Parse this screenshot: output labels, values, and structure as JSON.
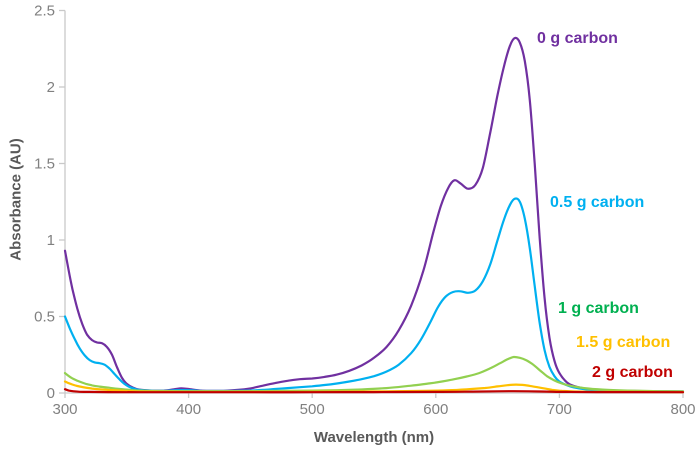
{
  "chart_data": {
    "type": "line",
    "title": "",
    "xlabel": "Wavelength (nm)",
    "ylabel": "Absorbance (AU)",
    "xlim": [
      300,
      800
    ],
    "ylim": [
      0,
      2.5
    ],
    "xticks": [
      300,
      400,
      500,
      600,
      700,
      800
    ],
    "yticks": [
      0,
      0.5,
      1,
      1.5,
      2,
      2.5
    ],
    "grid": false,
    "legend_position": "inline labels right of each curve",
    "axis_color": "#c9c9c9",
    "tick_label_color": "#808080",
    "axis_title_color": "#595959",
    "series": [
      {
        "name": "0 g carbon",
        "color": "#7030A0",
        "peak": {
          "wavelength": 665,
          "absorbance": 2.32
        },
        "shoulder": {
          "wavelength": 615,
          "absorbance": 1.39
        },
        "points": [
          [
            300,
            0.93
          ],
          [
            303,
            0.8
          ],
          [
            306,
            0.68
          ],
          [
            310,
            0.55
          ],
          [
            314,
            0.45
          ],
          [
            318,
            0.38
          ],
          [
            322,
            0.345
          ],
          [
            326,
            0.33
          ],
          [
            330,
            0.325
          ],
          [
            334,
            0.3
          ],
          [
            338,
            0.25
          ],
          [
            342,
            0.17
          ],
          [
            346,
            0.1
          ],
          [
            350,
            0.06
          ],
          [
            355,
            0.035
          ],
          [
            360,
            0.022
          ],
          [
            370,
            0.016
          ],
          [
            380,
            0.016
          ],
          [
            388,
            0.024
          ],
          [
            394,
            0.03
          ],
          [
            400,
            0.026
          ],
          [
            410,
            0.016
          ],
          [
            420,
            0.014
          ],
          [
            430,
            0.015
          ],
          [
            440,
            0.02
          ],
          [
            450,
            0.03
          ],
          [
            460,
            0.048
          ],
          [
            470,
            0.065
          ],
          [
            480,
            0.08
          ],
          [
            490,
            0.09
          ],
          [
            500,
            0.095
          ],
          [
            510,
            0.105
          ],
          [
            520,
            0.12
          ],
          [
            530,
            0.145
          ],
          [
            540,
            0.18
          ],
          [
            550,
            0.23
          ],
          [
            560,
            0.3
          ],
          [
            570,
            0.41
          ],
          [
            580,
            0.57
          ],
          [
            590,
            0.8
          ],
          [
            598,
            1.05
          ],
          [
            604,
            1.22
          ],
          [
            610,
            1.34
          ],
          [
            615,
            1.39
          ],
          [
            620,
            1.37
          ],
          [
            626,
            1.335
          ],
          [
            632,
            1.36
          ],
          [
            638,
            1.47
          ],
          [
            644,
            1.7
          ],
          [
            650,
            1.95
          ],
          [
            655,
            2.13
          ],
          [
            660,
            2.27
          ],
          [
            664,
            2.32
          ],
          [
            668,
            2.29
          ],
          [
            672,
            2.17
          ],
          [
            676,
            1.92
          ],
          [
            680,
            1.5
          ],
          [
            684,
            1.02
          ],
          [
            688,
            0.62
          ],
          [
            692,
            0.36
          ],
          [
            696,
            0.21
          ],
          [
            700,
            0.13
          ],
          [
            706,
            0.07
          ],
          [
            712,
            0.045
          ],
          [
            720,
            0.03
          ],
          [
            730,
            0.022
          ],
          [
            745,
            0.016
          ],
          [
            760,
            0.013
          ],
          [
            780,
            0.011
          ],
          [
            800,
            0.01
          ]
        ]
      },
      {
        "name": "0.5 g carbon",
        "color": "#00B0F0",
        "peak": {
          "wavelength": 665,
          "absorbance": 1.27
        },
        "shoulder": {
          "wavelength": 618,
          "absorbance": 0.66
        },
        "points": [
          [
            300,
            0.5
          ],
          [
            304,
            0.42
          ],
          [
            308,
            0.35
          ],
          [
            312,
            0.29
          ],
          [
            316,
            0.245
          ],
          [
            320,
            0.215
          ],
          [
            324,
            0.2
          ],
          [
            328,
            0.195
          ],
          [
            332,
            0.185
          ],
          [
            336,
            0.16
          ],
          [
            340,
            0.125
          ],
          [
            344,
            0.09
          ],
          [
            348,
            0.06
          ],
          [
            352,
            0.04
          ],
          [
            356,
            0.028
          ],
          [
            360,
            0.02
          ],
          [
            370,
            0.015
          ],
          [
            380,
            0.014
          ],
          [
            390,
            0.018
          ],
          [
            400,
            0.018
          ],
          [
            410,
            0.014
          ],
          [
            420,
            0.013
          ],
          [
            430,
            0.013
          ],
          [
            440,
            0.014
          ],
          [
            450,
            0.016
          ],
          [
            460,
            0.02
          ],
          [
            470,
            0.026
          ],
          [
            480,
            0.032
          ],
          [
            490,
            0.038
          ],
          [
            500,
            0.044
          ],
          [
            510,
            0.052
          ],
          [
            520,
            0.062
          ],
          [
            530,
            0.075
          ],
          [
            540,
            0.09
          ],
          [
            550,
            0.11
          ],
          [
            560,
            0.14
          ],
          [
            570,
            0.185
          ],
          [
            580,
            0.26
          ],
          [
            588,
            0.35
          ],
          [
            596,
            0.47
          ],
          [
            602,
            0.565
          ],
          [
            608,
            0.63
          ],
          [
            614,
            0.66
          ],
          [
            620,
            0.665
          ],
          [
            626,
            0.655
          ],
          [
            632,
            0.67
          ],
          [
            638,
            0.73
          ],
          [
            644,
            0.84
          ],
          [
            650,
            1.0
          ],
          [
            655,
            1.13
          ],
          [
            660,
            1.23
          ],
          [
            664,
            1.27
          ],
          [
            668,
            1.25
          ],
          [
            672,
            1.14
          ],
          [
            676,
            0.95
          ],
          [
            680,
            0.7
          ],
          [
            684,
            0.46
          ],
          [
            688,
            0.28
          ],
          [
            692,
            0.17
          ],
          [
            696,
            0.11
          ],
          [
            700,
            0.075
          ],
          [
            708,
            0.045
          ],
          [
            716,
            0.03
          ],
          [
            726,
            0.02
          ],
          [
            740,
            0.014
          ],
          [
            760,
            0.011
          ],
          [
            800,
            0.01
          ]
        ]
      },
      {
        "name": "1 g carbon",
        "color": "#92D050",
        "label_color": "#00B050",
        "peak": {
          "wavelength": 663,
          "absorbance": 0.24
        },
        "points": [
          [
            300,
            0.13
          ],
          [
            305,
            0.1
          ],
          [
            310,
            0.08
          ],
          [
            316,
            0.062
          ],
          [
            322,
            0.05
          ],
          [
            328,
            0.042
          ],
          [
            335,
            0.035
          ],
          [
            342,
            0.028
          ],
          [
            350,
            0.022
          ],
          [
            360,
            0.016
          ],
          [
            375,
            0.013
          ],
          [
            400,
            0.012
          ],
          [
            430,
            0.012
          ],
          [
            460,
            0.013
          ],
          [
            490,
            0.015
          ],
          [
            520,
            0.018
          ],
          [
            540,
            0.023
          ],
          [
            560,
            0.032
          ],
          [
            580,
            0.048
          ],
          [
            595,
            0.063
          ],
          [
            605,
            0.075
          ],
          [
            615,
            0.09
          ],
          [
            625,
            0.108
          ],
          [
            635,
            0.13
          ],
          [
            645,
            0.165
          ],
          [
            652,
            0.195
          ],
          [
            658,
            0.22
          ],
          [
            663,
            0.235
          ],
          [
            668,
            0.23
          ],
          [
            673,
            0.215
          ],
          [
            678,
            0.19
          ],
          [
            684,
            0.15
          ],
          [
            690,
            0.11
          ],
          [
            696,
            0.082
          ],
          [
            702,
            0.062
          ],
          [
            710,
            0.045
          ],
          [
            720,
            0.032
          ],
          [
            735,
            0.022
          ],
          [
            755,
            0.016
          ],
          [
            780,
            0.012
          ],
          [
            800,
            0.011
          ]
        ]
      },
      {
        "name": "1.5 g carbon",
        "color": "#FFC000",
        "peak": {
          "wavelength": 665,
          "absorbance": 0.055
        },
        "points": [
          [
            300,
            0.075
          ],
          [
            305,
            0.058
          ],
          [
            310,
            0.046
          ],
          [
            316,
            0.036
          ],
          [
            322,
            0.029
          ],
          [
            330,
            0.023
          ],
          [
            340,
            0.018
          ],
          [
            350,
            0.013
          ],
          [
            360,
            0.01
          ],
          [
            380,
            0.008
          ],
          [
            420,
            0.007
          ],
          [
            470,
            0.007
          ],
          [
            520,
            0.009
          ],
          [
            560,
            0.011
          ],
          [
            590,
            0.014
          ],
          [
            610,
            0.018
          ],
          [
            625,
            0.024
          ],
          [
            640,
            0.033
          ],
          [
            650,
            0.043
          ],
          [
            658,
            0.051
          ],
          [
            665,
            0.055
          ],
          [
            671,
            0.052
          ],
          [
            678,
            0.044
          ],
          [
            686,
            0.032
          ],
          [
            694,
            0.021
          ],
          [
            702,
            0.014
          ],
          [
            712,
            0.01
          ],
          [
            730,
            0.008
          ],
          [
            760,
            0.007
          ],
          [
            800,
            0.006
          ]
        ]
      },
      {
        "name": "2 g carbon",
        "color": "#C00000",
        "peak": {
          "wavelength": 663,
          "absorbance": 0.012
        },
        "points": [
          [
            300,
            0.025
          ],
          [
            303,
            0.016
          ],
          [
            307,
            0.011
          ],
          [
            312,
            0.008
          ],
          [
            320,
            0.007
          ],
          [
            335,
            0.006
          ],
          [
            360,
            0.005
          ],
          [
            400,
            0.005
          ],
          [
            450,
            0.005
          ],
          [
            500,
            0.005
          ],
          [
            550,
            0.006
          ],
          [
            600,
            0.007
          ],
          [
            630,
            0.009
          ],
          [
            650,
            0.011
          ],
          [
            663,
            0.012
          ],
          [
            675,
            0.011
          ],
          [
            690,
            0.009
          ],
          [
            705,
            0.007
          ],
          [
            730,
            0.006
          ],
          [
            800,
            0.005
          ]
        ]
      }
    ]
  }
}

+++++

▸ THE TASK
Find out how many lines in the listing contain the string "name". Give the number alone.

▸ SOLVED PROBLEM
5